* **Passage to read**
_ _ _ _ _

On the one hand, no point revisiting the cross-border misinformation disseminated in relation to the Gatwick Aiport dispute, as per last week’s post.
However, a subsequent report on the Sussex Express website contains a couple of other inaccuracies on the subject. The intention of this post, therefore, is to address those further details, and also to provide an overview and more detailed explanation of the topic, and this will be posted as a permanent ‘page’ link at the top of this blog to provide an ongoing reference for anyone interested. And to help, er, inform the debate. Hopefully!
But the Sussex Express says:
The problems started in 2015 following changes to the law via the Deregulation Act. It used to be that drivers had to return to the area in which they were licensed between jobs. But now they do not have to live or operate in the local authority area that grants his or her licence.
In reality, and as outlined below in more detail, the 2015 Act merely facilitated cross-border working rather than simply introducing something that wasn’t permitted before. There has never been any requirement for drivers to “return to the area in which they were licensed between jobs”. By the same token, where the drivers lives has never been of any relevance whatsoever. (Even in Scotland, and as explained below, drivers are basically forbidden from working cross-border in the way that Uber and hundreds of other operators in England do as a matter of course – however, where the driver actually lives is completely irrelevant. A driver could live in the Dundee City Council area (say) and work as a driver in the Fife Council area (say), in a vehicle licensed by Fife Council. However, the driver couldn’t routinely work in the Dundee City Council area, while such a scenario would be perfectly possible under the legislative framework in England.)

_ _ _ _ _

* **Source excerpt**
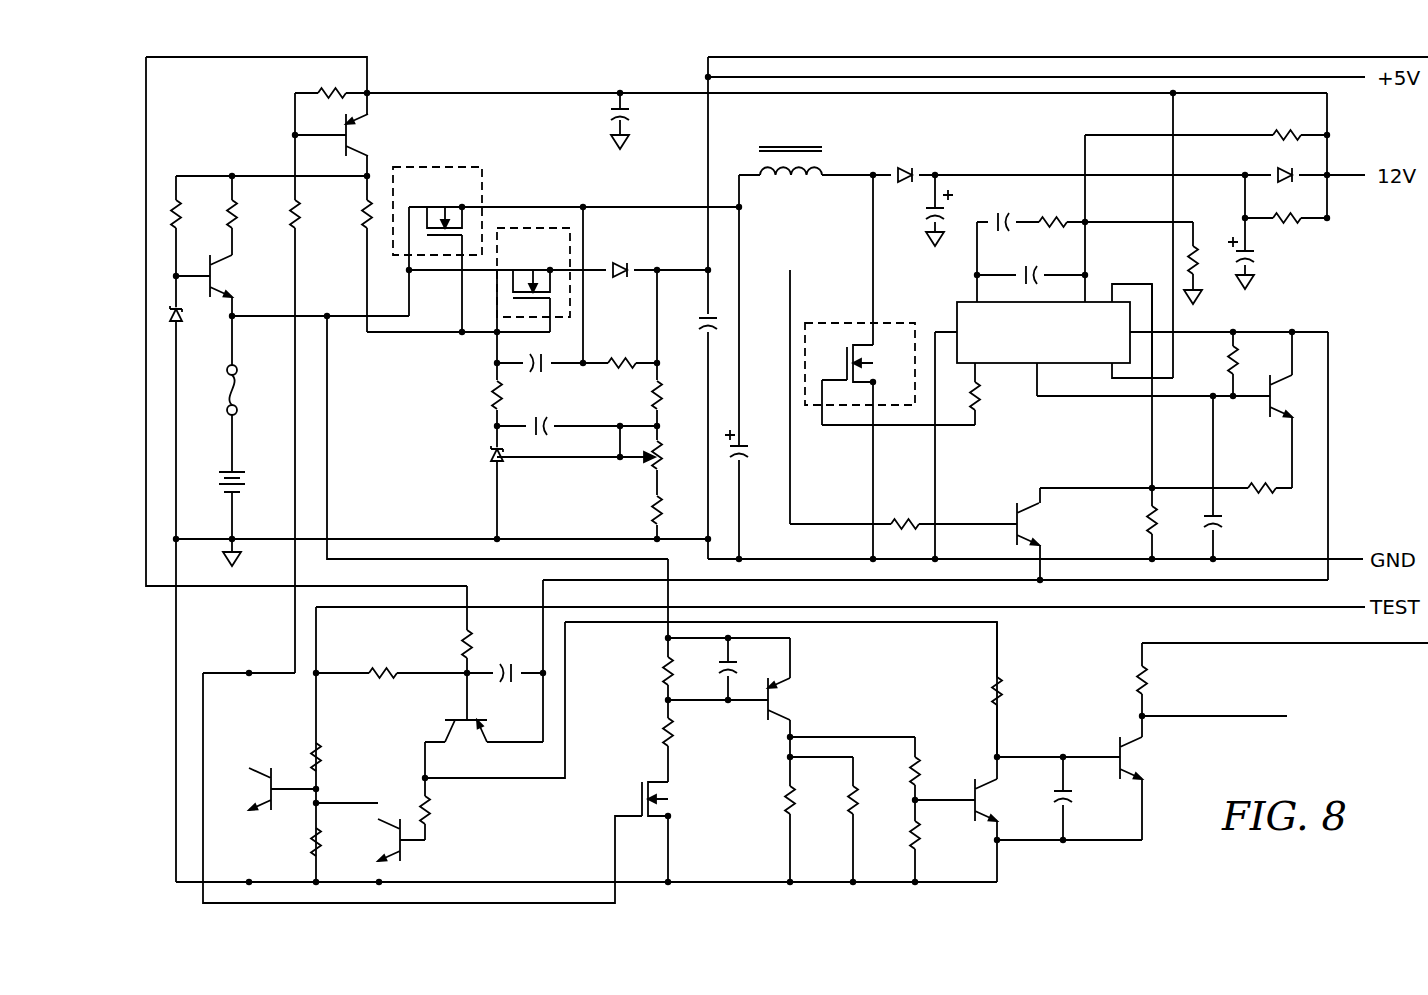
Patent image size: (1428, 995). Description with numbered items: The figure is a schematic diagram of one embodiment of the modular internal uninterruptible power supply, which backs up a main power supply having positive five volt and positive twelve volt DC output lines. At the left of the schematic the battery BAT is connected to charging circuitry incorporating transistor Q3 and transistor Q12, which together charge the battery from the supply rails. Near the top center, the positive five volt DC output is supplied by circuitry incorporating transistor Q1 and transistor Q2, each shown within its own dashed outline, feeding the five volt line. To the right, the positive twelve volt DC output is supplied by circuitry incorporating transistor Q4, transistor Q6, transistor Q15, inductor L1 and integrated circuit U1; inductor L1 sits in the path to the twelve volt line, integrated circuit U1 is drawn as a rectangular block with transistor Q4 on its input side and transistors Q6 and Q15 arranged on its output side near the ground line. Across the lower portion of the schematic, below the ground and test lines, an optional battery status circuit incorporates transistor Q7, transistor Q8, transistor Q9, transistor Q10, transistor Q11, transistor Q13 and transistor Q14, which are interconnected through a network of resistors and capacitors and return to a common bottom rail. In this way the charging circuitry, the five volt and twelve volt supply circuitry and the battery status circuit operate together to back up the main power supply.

_ _ _ _ _

Rewrite the paragraph in the blog post beginning "In reality, and as outlined below" as a short bulleted list that keeps its main facts. The material comes from a separate source unrelated to the blog post.

- The 2015 Act only made cross-border working easier. It did not introduce something that was previously forbidden.
- Drivers have never been required to return to the area in which they were licensed between jobs.
- Where a driver lives has never mattered.
- In Scotland, drivers are basically forbidden from working cross-border in the way Uber and hundreds of other operators in England routinely do. Even there, a driver's home is irrelevant.
- For example, a driver could live in the Dundee City Council area and work in the Fife Council area in a vehicle licensed by Fife Council. That driver could not routinely work in the Dundee City Council area, although English law would allow it.